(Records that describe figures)
»»

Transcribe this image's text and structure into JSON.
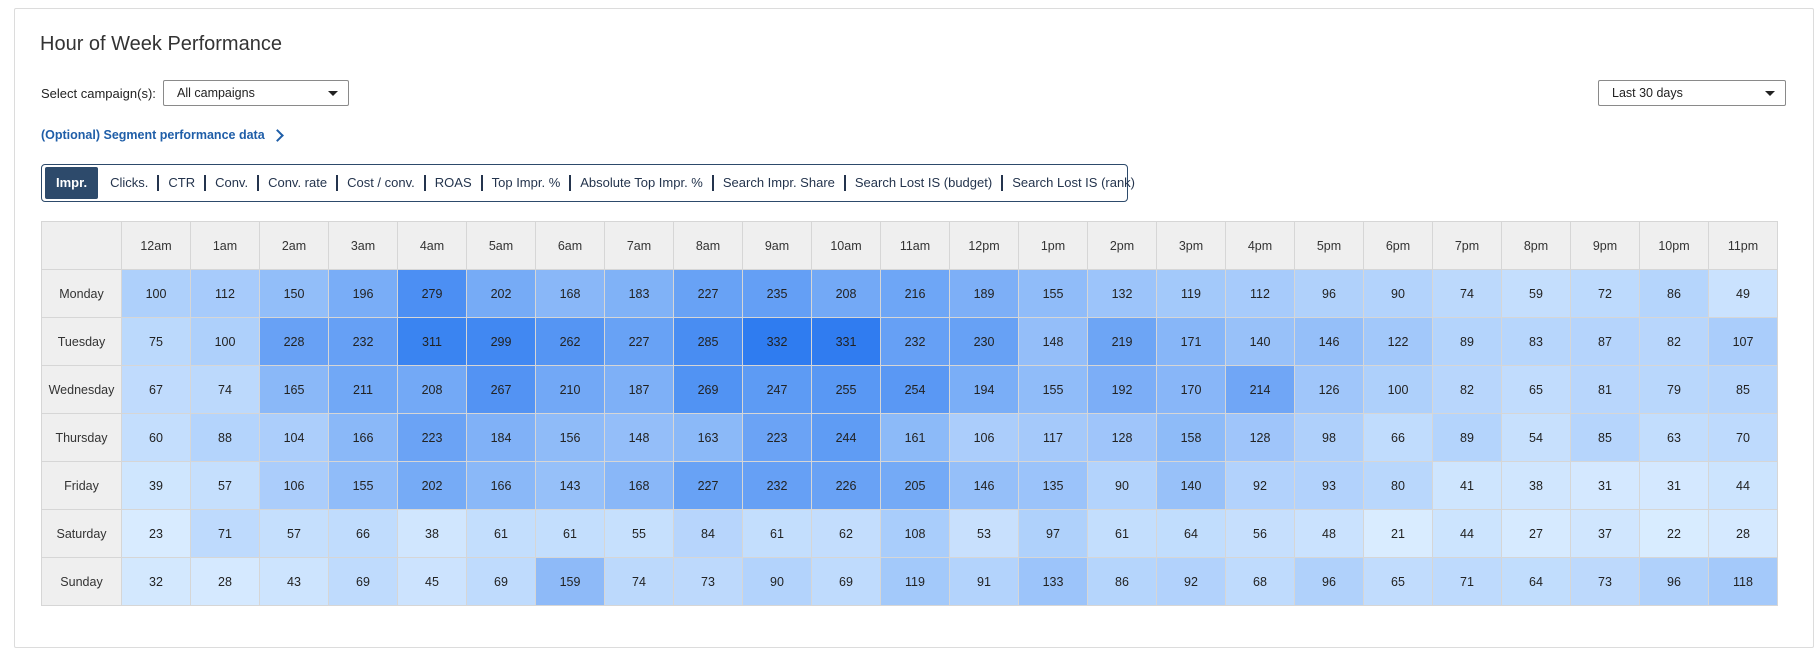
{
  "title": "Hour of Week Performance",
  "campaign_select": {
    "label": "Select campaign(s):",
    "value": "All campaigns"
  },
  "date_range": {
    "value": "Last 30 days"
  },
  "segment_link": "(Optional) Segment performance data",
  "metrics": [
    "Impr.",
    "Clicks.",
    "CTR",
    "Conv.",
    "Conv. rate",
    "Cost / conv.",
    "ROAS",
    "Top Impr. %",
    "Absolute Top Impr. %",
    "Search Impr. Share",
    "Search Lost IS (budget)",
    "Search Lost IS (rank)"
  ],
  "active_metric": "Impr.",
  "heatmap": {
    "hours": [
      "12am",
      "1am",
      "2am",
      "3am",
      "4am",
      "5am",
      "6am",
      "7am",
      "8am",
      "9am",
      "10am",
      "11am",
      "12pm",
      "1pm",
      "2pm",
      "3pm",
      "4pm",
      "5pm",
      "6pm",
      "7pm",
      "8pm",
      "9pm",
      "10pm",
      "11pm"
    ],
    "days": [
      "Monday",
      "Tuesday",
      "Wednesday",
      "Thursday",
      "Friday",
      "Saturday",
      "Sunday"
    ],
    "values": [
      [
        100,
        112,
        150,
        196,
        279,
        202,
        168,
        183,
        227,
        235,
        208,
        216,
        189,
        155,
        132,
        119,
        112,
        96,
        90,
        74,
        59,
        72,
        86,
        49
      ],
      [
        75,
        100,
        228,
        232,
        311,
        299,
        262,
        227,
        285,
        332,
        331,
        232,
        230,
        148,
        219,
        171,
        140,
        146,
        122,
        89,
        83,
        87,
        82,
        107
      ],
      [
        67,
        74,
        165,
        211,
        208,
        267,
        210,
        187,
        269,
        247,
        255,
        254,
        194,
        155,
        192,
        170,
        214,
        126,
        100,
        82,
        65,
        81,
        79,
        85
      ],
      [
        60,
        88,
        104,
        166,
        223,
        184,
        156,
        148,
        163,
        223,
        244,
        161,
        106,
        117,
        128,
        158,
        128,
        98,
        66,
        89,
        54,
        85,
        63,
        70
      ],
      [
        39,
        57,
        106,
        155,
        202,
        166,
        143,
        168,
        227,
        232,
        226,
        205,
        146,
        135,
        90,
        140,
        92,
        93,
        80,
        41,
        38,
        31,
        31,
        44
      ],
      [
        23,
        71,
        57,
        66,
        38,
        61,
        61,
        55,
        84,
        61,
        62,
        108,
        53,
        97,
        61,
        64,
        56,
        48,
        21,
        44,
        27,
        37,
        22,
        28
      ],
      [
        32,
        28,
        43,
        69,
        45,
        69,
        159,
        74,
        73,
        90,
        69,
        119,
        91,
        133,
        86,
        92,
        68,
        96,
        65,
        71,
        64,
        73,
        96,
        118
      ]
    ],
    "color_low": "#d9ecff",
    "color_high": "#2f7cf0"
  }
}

««
»»

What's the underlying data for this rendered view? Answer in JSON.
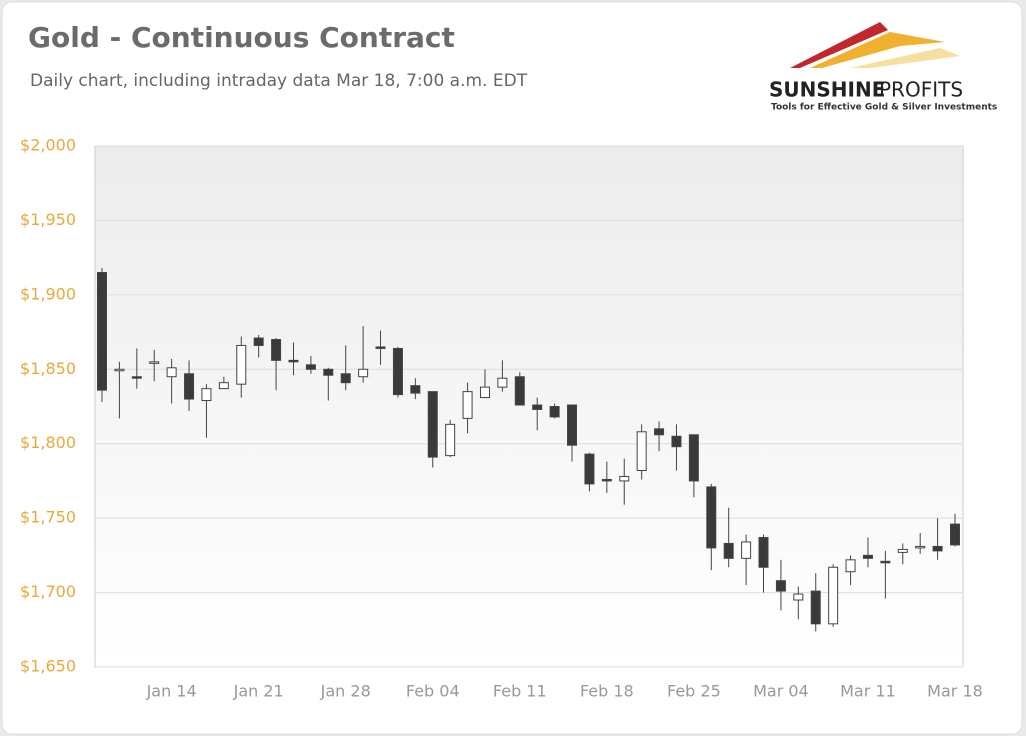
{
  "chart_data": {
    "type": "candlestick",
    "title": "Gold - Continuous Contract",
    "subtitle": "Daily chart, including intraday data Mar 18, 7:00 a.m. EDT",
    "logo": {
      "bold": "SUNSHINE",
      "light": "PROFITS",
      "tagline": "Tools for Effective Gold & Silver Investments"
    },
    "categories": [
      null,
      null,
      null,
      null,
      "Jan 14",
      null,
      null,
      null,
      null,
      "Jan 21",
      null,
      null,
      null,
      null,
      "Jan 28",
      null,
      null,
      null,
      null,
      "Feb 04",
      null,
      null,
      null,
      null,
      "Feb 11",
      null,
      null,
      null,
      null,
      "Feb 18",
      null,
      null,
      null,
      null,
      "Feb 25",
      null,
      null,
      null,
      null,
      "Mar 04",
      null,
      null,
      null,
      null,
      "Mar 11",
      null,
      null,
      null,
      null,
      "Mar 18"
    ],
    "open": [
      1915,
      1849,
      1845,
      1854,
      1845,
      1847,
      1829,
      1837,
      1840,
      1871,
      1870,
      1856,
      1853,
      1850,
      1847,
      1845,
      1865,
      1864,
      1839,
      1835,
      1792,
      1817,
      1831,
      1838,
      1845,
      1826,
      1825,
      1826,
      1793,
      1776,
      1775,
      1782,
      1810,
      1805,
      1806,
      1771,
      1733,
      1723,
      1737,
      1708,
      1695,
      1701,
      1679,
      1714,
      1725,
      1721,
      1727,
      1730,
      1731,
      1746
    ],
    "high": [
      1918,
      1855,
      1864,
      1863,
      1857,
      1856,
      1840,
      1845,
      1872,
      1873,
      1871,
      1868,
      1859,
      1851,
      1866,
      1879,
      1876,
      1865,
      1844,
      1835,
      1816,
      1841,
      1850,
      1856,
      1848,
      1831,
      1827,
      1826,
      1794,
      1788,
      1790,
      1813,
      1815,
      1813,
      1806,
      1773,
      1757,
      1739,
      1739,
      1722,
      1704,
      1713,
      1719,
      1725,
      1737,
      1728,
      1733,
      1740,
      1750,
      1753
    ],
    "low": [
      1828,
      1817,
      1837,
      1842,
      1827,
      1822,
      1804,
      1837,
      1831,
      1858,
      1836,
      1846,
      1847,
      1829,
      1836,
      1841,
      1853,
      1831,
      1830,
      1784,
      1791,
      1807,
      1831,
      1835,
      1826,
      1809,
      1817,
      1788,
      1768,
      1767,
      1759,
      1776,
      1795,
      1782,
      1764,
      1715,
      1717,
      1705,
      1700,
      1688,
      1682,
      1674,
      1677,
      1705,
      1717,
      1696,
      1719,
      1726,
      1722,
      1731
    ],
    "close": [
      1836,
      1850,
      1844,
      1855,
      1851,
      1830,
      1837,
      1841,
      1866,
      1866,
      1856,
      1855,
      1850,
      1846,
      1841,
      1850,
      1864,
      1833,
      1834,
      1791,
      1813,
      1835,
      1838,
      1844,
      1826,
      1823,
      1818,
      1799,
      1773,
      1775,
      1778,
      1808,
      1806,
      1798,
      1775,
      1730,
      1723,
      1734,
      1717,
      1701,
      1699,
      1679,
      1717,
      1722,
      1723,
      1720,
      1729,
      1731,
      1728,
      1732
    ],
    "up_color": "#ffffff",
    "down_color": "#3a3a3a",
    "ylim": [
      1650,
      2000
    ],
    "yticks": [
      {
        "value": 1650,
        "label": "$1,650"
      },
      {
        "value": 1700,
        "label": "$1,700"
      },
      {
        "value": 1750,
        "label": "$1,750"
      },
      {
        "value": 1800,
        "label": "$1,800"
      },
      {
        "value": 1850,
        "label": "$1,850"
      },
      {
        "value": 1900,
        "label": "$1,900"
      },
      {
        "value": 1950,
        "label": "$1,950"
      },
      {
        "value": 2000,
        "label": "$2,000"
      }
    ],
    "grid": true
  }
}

««

→ TASK PROMPT:
Report the number of lines containing the string "this" and add nothing to it.

→ COMPLETE RESPONSE:
2